::: Trecho selecionado :::

Ora, se é difícil pousar manso, ou, seja, estar em estado de tranqüilidade, mesmo numa situação favorável, “em nossa mão – mesmo/ aberta”, há algo que causa angustia neste ser. Interessante é notar que o surgimento deste “pássaro” no poema, indicado pelo artigo definido “o”, causa a impressão de que ele já é conhecido do leitor. A partir daí realiza-se o ponto da intertextualidade com o outro poema “Pouso”.
Sim, o pássaro do qual se trata em “Pouso (II)” é o mesmo que aquele já visto no livro Transposição, bem como o ato de pousar traz a mesma significação.Ou seja, são poesias explicitamente intertextuais e ambas trazem como assunto e perspectiva a questão da metalinguagem. Entretanto, no segundo poema, há uma leitura menos melancólica que dá vez a um ponto de vista mais rígido, já citando o silêncio como uma proposta consciente.
Várias são as características transcritas no primeiro para o segundo poema.
Entre elas, duas são indispensáveis de comentários:

- o destaque para a liberdade do pássaro:
“Pouso”: “Ó pássaro, em minha mão/ encontram –se /tua liberdade intacta”;
“Pouso (II)”: “Difícil difícil/ Para a livre/ Vida”. (Aqui, a expressão “livre vida” refere-se ao pássaro).

:::

**Instrução 1**
Extraia do trecho selecionado, sem nenhuma alteração, a passagem que vai de “Sim, o pássaro” até “uma proposta consciente.”.
**Instrução 2**
Por favor, resuma o trecho selecionado em duas frases.
Use somente o trecho selecionado como fonte.

::: Extrato de dados :::

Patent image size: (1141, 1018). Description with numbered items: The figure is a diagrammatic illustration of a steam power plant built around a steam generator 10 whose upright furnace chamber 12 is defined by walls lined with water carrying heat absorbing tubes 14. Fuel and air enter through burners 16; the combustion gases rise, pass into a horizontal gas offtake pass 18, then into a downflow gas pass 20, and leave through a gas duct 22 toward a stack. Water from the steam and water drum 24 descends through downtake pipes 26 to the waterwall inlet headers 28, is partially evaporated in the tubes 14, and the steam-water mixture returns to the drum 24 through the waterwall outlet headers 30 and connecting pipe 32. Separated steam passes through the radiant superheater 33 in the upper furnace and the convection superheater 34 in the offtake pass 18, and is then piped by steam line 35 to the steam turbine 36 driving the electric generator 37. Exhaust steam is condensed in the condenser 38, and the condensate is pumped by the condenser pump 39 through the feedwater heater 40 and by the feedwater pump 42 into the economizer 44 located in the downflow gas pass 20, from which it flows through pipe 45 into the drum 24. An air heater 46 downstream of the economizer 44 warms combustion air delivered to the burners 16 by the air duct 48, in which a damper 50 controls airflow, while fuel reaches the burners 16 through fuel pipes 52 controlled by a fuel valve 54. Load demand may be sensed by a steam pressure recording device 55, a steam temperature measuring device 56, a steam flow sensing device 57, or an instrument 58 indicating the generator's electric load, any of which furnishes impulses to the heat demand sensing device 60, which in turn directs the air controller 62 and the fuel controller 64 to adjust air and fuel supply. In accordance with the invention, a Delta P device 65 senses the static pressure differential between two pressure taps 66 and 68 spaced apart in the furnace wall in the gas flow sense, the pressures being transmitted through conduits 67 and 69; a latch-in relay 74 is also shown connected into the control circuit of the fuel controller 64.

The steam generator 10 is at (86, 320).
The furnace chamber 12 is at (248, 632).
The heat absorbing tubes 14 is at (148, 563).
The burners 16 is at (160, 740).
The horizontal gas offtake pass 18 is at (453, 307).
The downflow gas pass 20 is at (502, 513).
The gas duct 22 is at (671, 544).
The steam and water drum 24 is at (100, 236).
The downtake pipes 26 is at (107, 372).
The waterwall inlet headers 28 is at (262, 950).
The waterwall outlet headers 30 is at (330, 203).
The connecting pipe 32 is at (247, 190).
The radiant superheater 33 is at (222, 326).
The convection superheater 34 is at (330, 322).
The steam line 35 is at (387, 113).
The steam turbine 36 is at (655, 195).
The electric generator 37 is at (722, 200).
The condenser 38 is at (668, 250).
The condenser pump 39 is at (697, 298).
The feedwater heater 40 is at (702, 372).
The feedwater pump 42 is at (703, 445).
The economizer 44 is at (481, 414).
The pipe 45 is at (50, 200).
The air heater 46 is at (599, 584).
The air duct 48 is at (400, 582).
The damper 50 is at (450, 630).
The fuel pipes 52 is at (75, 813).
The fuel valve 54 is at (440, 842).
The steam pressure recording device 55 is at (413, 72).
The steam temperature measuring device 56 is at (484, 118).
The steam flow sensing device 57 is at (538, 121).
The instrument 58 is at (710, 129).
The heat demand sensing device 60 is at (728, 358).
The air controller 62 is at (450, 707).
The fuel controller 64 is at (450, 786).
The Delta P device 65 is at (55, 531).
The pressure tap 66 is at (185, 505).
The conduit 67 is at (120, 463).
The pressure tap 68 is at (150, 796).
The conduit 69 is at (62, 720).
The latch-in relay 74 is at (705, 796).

:::

**Solução da tarefa 1**
Sim, o pássaro do qual se trata em “Pouso (II)” é o mesmo que aquele já visto no livro Transposição, bem como o ato de pousar traz a mesma significação.Ou seja, são poesias explicitamente intertextuais e ambas trazem como assunto e perspectiva a questão da metalinguagem. Entretanto, no segundo poema, há uma leitura menos melancólica que dá vez a um ponto de vista mais rígido, já citando o silêncio como uma proposta consciente.

**Solução da tarefa 2**
O pássaro de “Pouso (II)” é o mesmo já visto no livro Transposição, o que torna os dois poemas explicitamente intertextuais e voltados para a questão da metalinguagem. O segundo, porém, tem uma leitura menos melancólica e um ponto de vista mais rígido, que apresenta o silêncio como proposta consciente, e entre as características transcritas de um poema para o outro está o destaque para a liberdade do pássaro.